── Stored data

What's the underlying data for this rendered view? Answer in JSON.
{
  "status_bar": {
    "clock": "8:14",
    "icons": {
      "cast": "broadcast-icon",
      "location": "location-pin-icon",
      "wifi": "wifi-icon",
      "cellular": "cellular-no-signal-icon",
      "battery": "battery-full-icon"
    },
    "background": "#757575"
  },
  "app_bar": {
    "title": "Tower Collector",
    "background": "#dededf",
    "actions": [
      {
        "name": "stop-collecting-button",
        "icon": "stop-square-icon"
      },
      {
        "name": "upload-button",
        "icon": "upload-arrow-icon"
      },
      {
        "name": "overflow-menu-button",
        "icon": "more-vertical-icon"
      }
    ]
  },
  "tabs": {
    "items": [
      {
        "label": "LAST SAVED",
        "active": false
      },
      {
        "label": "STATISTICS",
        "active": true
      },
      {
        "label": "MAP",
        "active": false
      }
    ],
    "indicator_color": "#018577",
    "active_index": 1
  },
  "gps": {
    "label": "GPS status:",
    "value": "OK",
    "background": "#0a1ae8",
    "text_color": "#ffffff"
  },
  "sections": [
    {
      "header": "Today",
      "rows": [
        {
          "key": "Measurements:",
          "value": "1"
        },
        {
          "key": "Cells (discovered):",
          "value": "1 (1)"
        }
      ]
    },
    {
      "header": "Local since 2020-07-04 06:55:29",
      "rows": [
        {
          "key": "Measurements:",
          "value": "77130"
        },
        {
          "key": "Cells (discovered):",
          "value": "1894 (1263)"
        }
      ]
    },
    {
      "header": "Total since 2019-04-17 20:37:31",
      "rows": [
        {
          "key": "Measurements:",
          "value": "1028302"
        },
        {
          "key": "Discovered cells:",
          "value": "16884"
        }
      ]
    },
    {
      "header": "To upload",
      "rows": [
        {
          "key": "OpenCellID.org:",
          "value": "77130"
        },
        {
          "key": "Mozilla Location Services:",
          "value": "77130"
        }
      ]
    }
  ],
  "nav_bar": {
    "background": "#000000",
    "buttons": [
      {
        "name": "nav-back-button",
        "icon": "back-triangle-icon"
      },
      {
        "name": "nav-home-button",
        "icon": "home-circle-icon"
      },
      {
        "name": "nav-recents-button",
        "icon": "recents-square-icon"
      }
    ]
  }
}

────

● Exercise: Could you transcribe the whole listing above without any edits?

● Written response:
What's the underlying data for this rendered view? Answer in JSON.
{
  "status_bar": {
    "clock": "8:14",
    "icons": {
      "cast": "broadcast-icon",
      "location": "location-pin-icon",
      "wifi": "wifi-icon",
      "cellular": "cellular-no-signal-icon",
      "battery": "battery-full-icon"
    },
    "background": "#757575"
  },
  "app_bar": {
    "title": "Tower Collector",
    "background": "#dededf",
    "actions": [
      {
        "name": "stop-collecting-button",
        "icon": "stop-square-icon"
      },
      {
        "name": "upload-button",
        "icon": "upload-arrow-icon"
      },
      {
        "name": "overflow-menu-button",
        "icon": "more-vertical-icon"
      }
    ]
  },
  "tabs": {
    "items": [
      {
        "label": "LAST SAVED",
        "active": false
      },
      {
        "label": "STATISTICS",
        "active": true
      },
      {
        "label": "MAP",
        "active": false
      }
    ],
    "indicator_color": "#018577",
    "active_index": 1
  },
  "gps": {
    "label": "GPS status:",
    "value": "OK",
    "background": "#0a1ae8",
    "text_color": "#ffffff"
  },
  "sections": [
    {
      "header": "Today",
      "rows": [
        {
          "key": "Measurements:",
          "value": "1"
        },
        {
          "key": "Cells (discovered):",
          "value": "1 (1)"
        }
      ]
    },
    {
      "header": "Local since 2020-07-04 06:55:29",
      "rows": [
        {
          "key": "Measurements:",
          "value": "77130"
        },
        {
          "key": "Cells (discovered):",
          "value": "1894 (1263)"
        }
      ]
    },
    {
      "header": "Total since 2019-04-17 20:37:31",
      "rows": [
        {
          "key": "Measurements:",
          "value": "1028302"
        },
        {
          "key": "Discovered cells:",
          "value": "16884"
        }
      ]
    },
    {
      "header": "To upload",
      "rows": [
        {
          "key": "OpenCellID.org:",
          "value": "77130"
        },
        {
          "key": "Mozilla Location Services:",
          "value": "77130"
        }
      ]
    }
  ],
  "nav_bar": {
    "background": "#000000",
    "buttons": [
      {
        "name": "nav-back-button",
        "icon": "back-triangle-icon"
      },
      {
        "name": "nav-home-button",
        "icon": "home-circle-icon"
      },
      {
        "name": "nav-recents-button",
        "icon": "recents-square-icon"
      }
    ]
  }
}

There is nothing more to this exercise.